*TASK DETAILS:* Quote every line below word for word, and leave the pictures out of your answer.

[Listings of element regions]
= = = =
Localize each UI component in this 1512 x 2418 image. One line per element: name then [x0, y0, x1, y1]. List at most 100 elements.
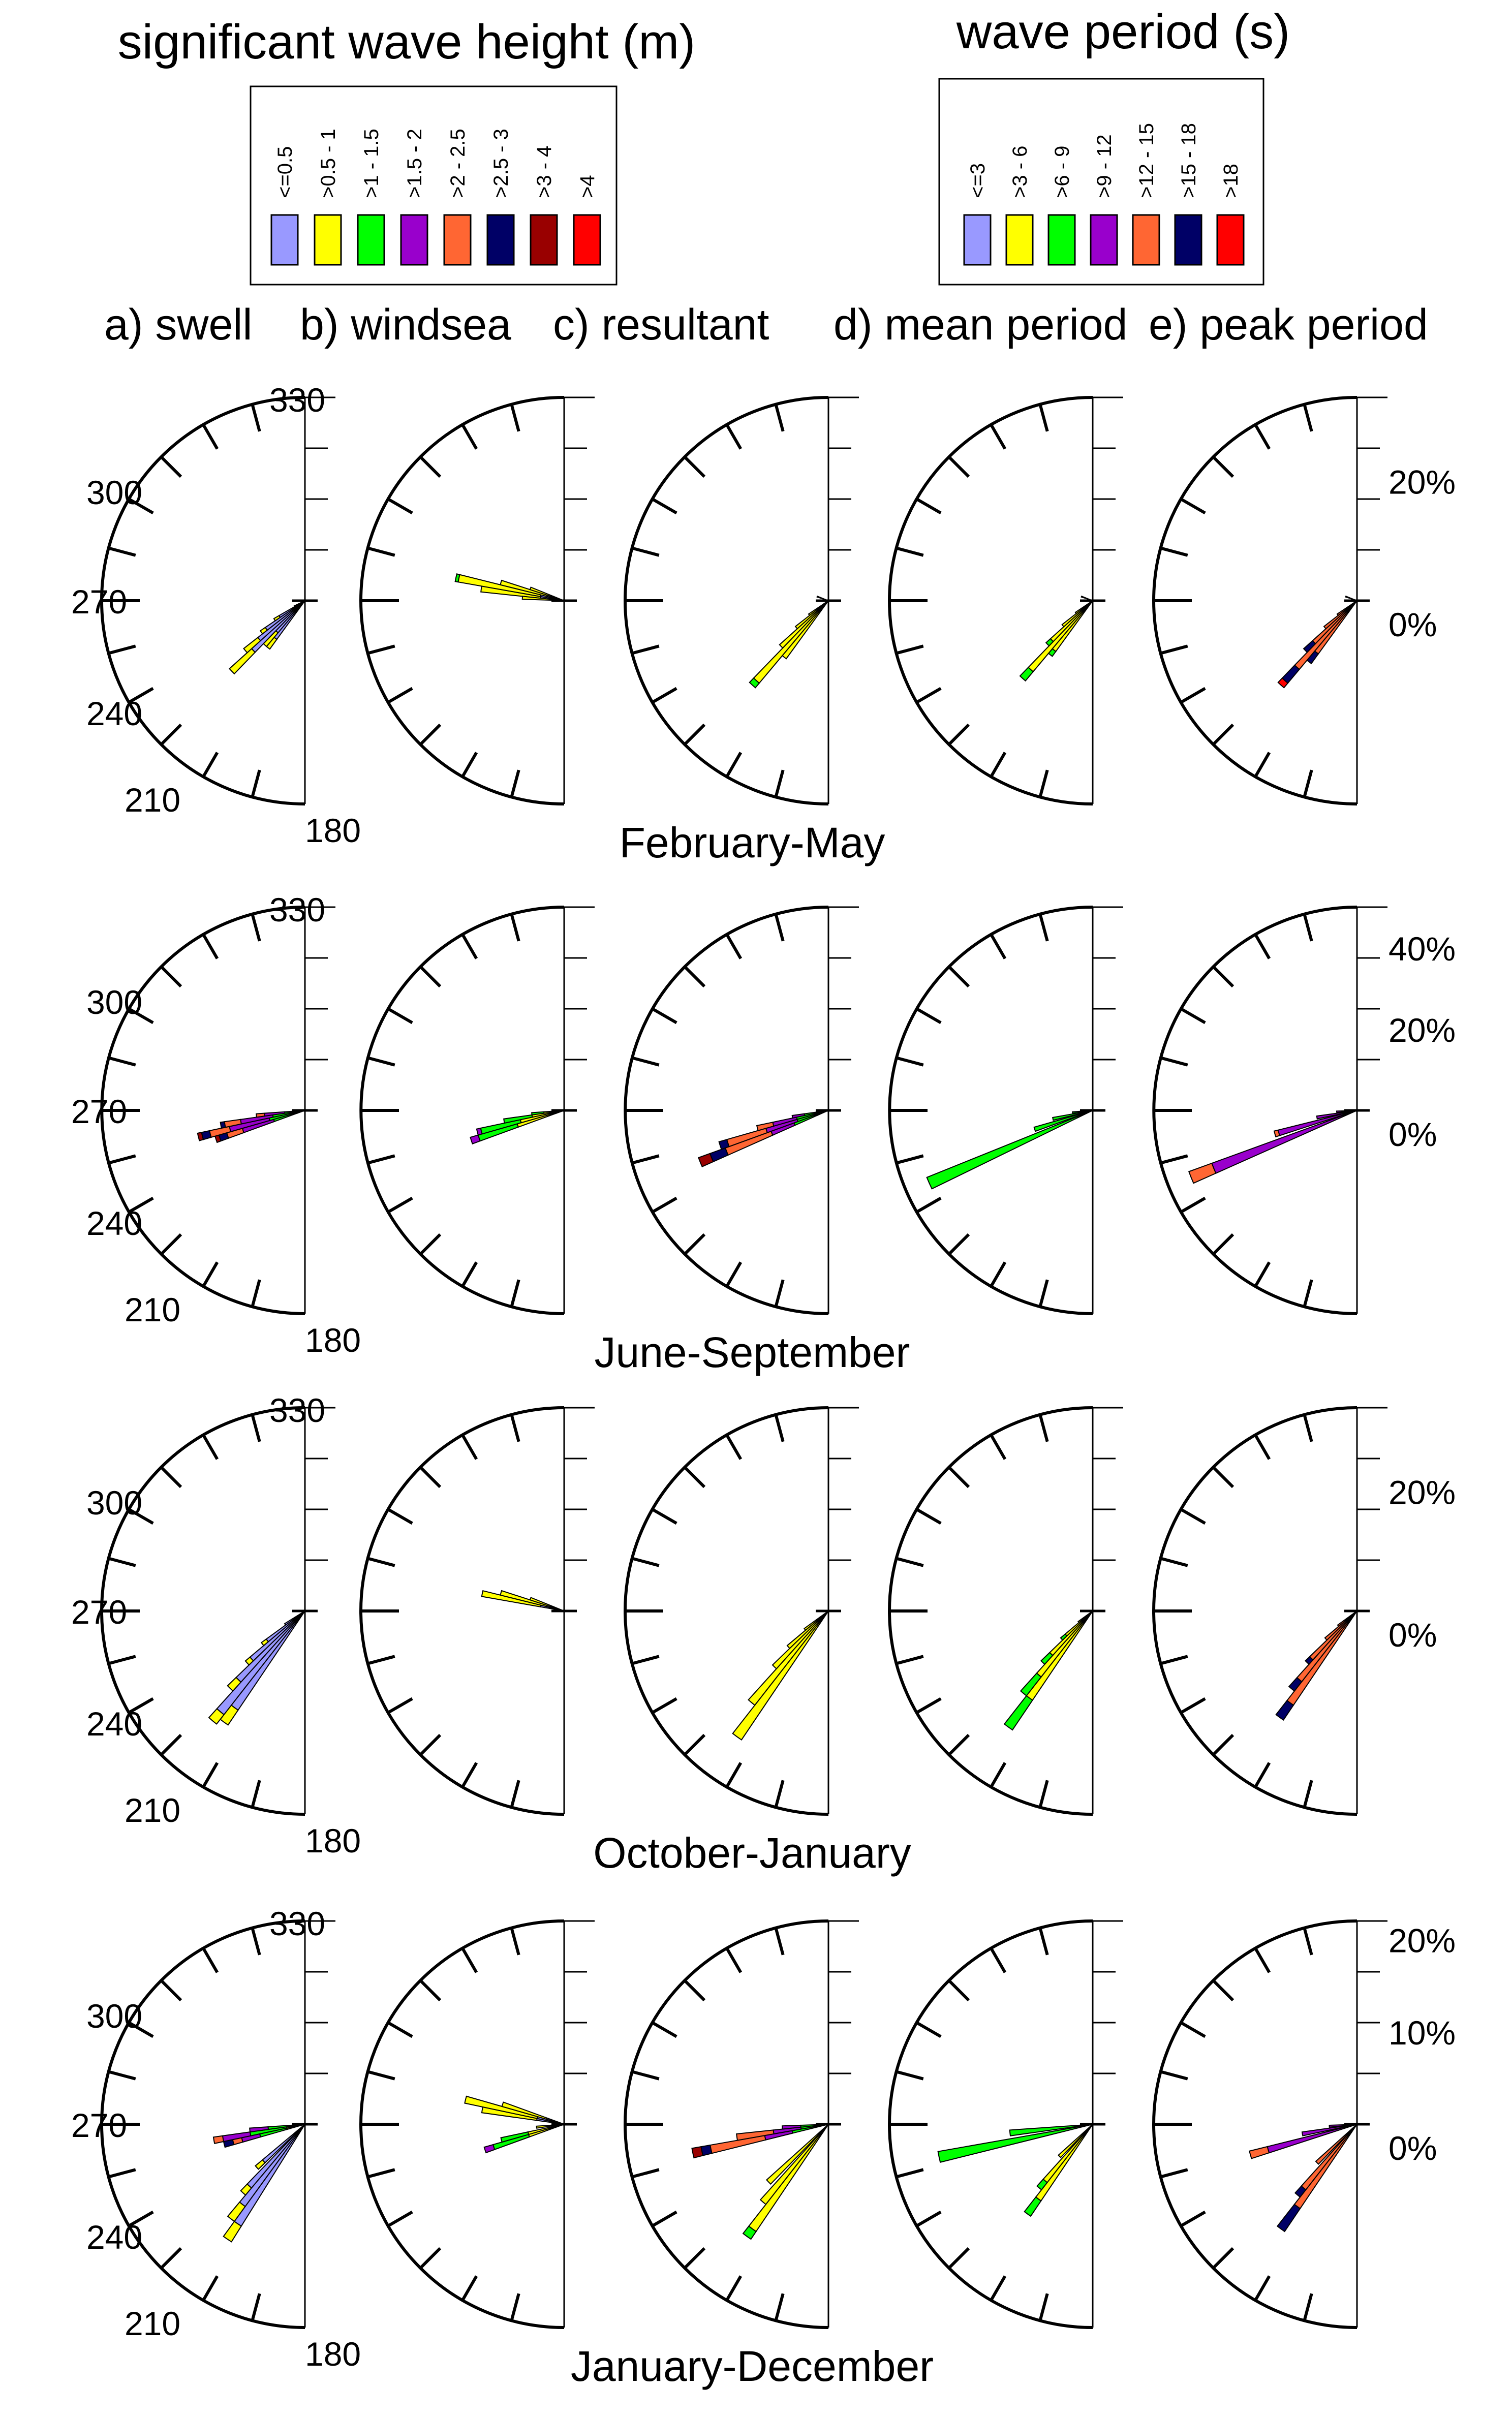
rose-direction-tick	[367, 2168, 395, 2179]
rose-petal-segment	[227, 1677, 242, 1692]
rose-direction-tick	[461, 1434, 478, 1460]
rose-petal-segment	[1277, 1110, 1357, 1136]
rose-direction-tick	[367, 546, 395, 557]
period-legend-swatch	[1090, 214, 1118, 266]
rose-petal-segment	[244, 1656, 254, 1666]
rose-panel	[359, 1919, 595, 2329]
rose-direction-tick	[684, 1233, 706, 1255]
rose-angle-label: 180	[305, 2335, 361, 2373]
rose-percent-label: 0%	[1388, 1616, 1437, 1654]
rose-direction-tick	[725, 752, 743, 778]
period-legend: wave period (s) <=3 >3 - 6 >6 - 9 >9 - 12 >1…	[938, 5, 1290, 286]
period-legend-swatch	[963, 214, 992, 266]
rose-direction-tick	[1254, 2275, 1271, 2301]
rose-direction-tick	[108, 2168, 136, 2179]
rose-direction-tick	[128, 1697, 154, 1714]
rose-direction-tick	[631, 1056, 660, 1067]
rose-petal-segment	[1293, 2130, 1353, 2210]
rose-direction-tick	[1254, 1762, 1271, 1788]
height-legend-swatch	[270, 214, 299, 266]
rose-petal-segment	[742, 2225, 757, 2240]
rose-direction-tick	[1160, 1557, 1188, 1567]
period-legend-class-label: >6 - 9	[1051, 146, 1073, 198]
rose-petal-segment	[256, 1112, 265, 1118]
rose-panel	[888, 396, 1123, 805]
rose-petal-segment	[1074, 601, 1091, 614]
rose-direction-tick	[251, 1414, 261, 1442]
rose-direction-tick	[128, 2210, 154, 2227]
rose-petal-segment	[273, 615, 281, 622]
rose-angle-label: 270	[71, 583, 127, 621]
rose-panel: 330 300 270 240 210 180	[71, 1905, 361, 2373]
rose-direction-tick	[461, 2275, 478, 2301]
rose-direction-tick	[387, 2021, 413, 2038]
rose-petal-segment	[1288, 1677, 1303, 1692]
rose-direction-tick	[990, 1261, 1007, 1287]
rose-panel: 40% 20% 0%	[1152, 906, 1456, 1315]
rose-petal-segment	[1296, 1615, 1354, 1683]
column-title-mean-period: d) mean period	[834, 300, 1127, 349]
rose-direction-tick	[251, 769, 261, 798]
rose-direction-tick	[725, 934, 743, 959]
rose-petal-segment	[791, 1113, 806, 1119]
rose-angle-label: 270	[71, 1093, 127, 1130]
rose-direction-tick	[461, 1947, 478, 1973]
rose-petal-segment	[779, 604, 825, 649]
rose-percent-label: 20%	[1388, 1011, 1456, 1049]
rose-direction-tick	[896, 1154, 924, 1165]
rose-direction-tick	[1254, 1947, 1271, 1973]
rose-petal-segment	[804, 1614, 825, 1631]
height-legend-swatch	[530, 214, 558, 266]
rose-direction-tick	[1303, 404, 1313, 432]
rose-direction-tick	[108, 1056, 136, 1067]
rose-direction-tick	[1160, 2168, 1188, 2179]
rose-direction-tick	[990, 2275, 1007, 2301]
rose-angle-label: 240	[86, 1204, 142, 1242]
rose-direction-tick	[1254, 424, 1271, 450]
rose-petal-segment	[1036, 2178, 1048, 2191]
rose-panel: 330 300 270 240 210 180	[71, 1391, 361, 1859]
rose-direction-tick	[202, 934, 219, 959]
rose-direction-tick	[510, 1279, 520, 1308]
rose-direction-tick	[725, 1947, 743, 1973]
rose-direction-tick	[461, 1762, 478, 1788]
rose-direction-tick	[774, 1279, 785, 1308]
rose-direction-tick	[367, 2070, 395, 2081]
rose-direction-tick	[1180, 1196, 1206, 1214]
rose-petal-segment	[216, 1610, 305, 1716]
rose-petal-segment	[937, 2125, 1085, 2163]
rose-petal-segment	[293, 600, 305, 608]
rose-petal-segment	[772, 1614, 825, 1670]
rose-petal-segment	[228, 648, 256, 675]
period-legend-swatch	[1005, 214, 1034, 266]
rose-direction-tick	[948, 2247, 970, 2269]
rose-direction-tick	[990, 1762, 1007, 1788]
rose-petal-segment	[1293, 604, 1354, 670]
rose-direction-tick	[1160, 1655, 1188, 1665]
rose-panel	[359, 1406, 595, 1816]
rose-direction-tick	[684, 1733, 706, 1756]
rose-direction-tick	[916, 687, 942, 704]
rose-direction-tick	[916, 498, 942, 515]
rose-angle-label: 300	[86, 983, 142, 1021]
rose-petal-segment	[1286, 1615, 1354, 1706]
rose-petal-segment	[718, 1139, 730, 1150]
rose-petal-segment	[1045, 638, 1054, 647]
rose-petal-segment	[1275, 1699, 1294, 1721]
rose-direction-tick	[774, 769, 785, 798]
period-legend-swatch	[1216, 214, 1245, 266]
rose-petal-segment	[454, 573, 460, 583]
rose-direction-tick	[896, 1557, 924, 1567]
rose-petal-segment	[1315, 2129, 1351, 2165]
period-legend-class-label: <=3	[967, 163, 989, 198]
rose-petal-segment	[1273, 1129, 1281, 1138]
rose-petal-segment	[521, 596, 553, 601]
rose-direction-tick	[1038, 1414, 1049, 1442]
rose-petal-segment	[259, 627, 268, 635]
rose-direction-tick	[631, 2168, 660, 2179]
height-legend-class-label: >4	[576, 175, 599, 198]
rose-direction-tick	[684, 1466, 706, 1489]
rose-direction-tick	[108, 2070, 136, 2081]
rose-angle-label: 270	[71, 2106, 127, 2144]
rose-direction-tick	[725, 1762, 743, 1788]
= = = =
*EXERCISE RESULT:*
Localize each UI component in this 1512 x 2418 image. One line per element: name then [x0, y0, x1, y1]. List at most 100 elements.
rose-direction-tick	[367, 2168, 395, 2179]
rose-petal-segment	[227, 1677, 242, 1692]
rose-direction-tick	[461, 1434, 478, 1460]
rose-petal-segment	[1277, 1110, 1357, 1136]
rose-direction-tick	[367, 546, 395, 557]
period-legend-swatch	[1090, 214, 1118, 266]
rose-petal-segment	[244, 1656, 254, 1666]
rose-panel	[359, 1919, 595, 2329]
rose-direction-tick	[684, 1233, 706, 1255]
rose-angle-label: 180	[305, 2335, 361, 2373]
rose-percent-label: 0%	[1388, 1616, 1437, 1654]
rose-direction-tick	[725, 752, 743, 778]
period-legend: wave period (s) <=3 >3 - 6 >6 - 9 >9 - 12 >1…	[938, 5, 1290, 286]
period-legend-swatch	[963, 214, 992, 266]
rose-direction-tick	[1254, 2275, 1271, 2301]
rose-direction-tick	[108, 2168, 136, 2179]
rose-direction-tick	[128, 1697, 154, 1714]
rose-direction-tick	[631, 1056, 660, 1067]
rose-petal-segment	[1293, 2130, 1353, 2210]
rose-direction-tick	[1254, 1762, 1271, 1788]
height-legend-swatch	[270, 214, 299, 266]
rose-petal-segment	[742, 2225, 757, 2240]
rose-direction-tick	[1160, 1557, 1188, 1567]
period-legend-class-label: >6 - 9	[1051, 146, 1073, 198]
rose-petal-segment	[256, 1112, 265, 1118]
rose-panel	[888, 396, 1123, 805]
rose-petal-segment	[1074, 601, 1091, 614]
rose-direction-tick	[251, 1414, 261, 1442]
rose-direction-tick	[128, 2210, 154, 2227]
rose-petal-segment	[273, 615, 281, 622]
rose-angle-label: 270	[71, 583, 127, 621]
rose-panel: 330 300 270 240 210 180	[71, 1905, 361, 2373]
rose-direction-tick	[461, 2275, 478, 2301]
rose-direction-tick	[387, 2021, 413, 2038]
rose-petal-segment	[1288, 1677, 1303, 1692]
rose-direction-tick	[990, 1261, 1007, 1287]
rose-panel: 40% 20% 0%	[1152, 906, 1456, 1315]
rose-petal-segment	[1296, 1615, 1354, 1683]
column-title-mean-period: d) mean period	[834, 300, 1127, 349]
rose-direction-tick	[251, 769, 261, 798]
rose-direction-tick	[725, 934, 743, 959]
rose-petal-segment	[791, 1113, 806, 1119]
rose-angle-label: 270	[71, 1093, 127, 1130]
rose-direction-tick	[461, 1947, 478, 1973]
rose-petal-segment	[779, 604, 825, 649]
rose-percent-label: 20%	[1388, 1011, 1456, 1049]
rose-direction-tick	[896, 1154, 924, 1165]
rose-direction-tick	[1254, 1947, 1271, 1973]
rose-petal-segment	[804, 1614, 825, 1631]
height-legend-swatch	[530, 214, 558, 266]
rose-direction-tick	[1303, 404, 1313, 432]
rose-direction-tick	[108, 1056, 136, 1067]
rose-direction-tick	[1160, 2168, 1188, 2179]
rose-direction-tick	[990, 2275, 1007, 2301]
rose-angle-label: 240	[86, 1204, 142, 1242]
rose-direction-tick	[1254, 424, 1271, 450]
rose-petal-segment	[1036, 2178, 1048, 2191]
rose-panel: 330 300 270 240 210 180	[71, 1391, 361, 1859]
rose-direction-tick	[202, 934, 219, 959]
rose-direction-tick	[510, 1279, 520, 1308]
rose-direction-tick	[725, 1947, 743, 1973]
rose-direction-tick	[461, 1762, 478, 1788]
rose-direction-tick	[774, 1279, 785, 1308]
rose-direction-tick	[367, 2070, 395, 2081]
rose-direction-tick	[1180, 1196, 1206, 1214]
rose-petal-segment	[216, 1610, 305, 1716]
rose-petal-segment	[937, 2125, 1085, 2163]
rose-petal-segment	[293, 600, 305, 608]
rose-petal-segment	[772, 1614, 825, 1670]
rose-petal-segment	[228, 648, 256, 675]
period-legend-swatch	[1005, 214, 1034, 266]
rose-direction-tick	[948, 2247, 970, 2269]
rose-direction-tick	[990, 1762, 1007, 1788]
rose-petal-segment	[1293, 604, 1354, 670]
rose-direction-tick	[1160, 1655, 1188, 1665]
rose-panel	[359, 1406, 595, 1816]
rose-direction-tick	[684, 1733, 706, 1756]
rose-direction-tick	[916, 687, 942, 704]
rose-direction-tick	[916, 498, 942, 515]
rose-angle-label: 300	[86, 983, 142, 1021]
rose-petal-segment	[1286, 1615, 1354, 1706]
rose-petal-segment	[718, 1139, 730, 1150]
rose-petal-segment	[1045, 638, 1054, 647]
rose-petal-segment	[1275, 1699, 1294, 1721]
rose-direction-tick	[774, 769, 785, 798]
period-legend-swatch	[1216, 214, 1245, 266]
rose-petal-segment	[454, 573, 460, 583]
rose-direction-tick	[896, 1557, 924, 1567]
rose-petal-segment	[1315, 2129, 1351, 2165]
period-legend-class-label: <=3	[967, 163, 989, 198]
rose-petal-segment	[1273, 1129, 1281, 1138]
rose-petal-segment	[521, 596, 553, 601]
rose-direction-tick	[1038, 1414, 1049, 1442]
rose-petal-segment	[259, 627, 268, 635]
rose-direction-tick	[631, 2168, 660, 2179]
height-legend-class-label: >4	[576, 175, 599, 198]
rose-direction-tick	[684, 1466, 706, 1489]
rose-direction-tick	[108, 2070, 136, 2081]
rose-angle-label: 270	[71, 2106, 127, 2144]
rose-direction-tick	[725, 1762, 743, 1788]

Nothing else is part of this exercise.